[Stored data]
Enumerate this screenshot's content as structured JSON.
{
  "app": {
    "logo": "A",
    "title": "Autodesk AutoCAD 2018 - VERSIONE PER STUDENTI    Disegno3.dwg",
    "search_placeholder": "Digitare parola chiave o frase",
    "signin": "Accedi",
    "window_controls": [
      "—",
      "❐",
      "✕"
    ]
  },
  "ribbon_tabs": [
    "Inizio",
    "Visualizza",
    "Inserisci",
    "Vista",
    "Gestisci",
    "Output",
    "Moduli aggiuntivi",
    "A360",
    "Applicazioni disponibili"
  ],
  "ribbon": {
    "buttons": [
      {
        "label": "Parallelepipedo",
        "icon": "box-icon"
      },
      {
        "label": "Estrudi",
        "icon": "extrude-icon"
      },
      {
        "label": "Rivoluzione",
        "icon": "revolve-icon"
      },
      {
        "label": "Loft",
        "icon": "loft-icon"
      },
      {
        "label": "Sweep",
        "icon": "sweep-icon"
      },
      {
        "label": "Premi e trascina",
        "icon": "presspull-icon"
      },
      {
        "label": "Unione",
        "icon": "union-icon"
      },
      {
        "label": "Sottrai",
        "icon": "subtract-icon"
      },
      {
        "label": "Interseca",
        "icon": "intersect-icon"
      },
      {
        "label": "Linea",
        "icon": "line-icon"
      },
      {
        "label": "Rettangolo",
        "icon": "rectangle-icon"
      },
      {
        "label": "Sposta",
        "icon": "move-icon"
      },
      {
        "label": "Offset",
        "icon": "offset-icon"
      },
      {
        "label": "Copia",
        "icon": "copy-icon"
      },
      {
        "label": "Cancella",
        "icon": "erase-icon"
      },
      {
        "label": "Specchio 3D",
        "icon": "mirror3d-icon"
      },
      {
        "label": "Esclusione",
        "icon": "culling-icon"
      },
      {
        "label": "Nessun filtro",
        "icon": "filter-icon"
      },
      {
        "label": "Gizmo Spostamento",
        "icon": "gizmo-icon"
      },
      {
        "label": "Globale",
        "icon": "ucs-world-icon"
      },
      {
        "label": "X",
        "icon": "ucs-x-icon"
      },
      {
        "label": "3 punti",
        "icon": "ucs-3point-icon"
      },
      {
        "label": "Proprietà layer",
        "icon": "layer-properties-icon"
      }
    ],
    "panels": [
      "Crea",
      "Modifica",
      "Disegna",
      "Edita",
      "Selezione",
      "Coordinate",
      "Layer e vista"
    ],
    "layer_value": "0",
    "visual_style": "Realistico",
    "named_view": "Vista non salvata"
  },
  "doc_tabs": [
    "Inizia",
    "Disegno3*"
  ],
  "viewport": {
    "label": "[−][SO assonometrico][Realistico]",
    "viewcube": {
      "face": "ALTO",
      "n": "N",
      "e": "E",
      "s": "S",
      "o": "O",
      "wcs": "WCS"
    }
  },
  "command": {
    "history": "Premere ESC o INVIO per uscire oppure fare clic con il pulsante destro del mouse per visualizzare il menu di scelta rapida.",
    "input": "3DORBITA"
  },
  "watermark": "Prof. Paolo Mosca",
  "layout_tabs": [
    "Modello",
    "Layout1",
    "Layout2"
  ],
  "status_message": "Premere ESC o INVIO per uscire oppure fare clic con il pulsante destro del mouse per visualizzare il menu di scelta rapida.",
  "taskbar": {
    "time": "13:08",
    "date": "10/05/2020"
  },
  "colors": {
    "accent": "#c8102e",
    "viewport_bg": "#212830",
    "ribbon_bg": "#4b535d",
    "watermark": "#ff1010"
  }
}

— OBJECTIVE —
Count each line where the string "Realistico" occurs, and write only the number.

— EXPECTED ANSWER —
2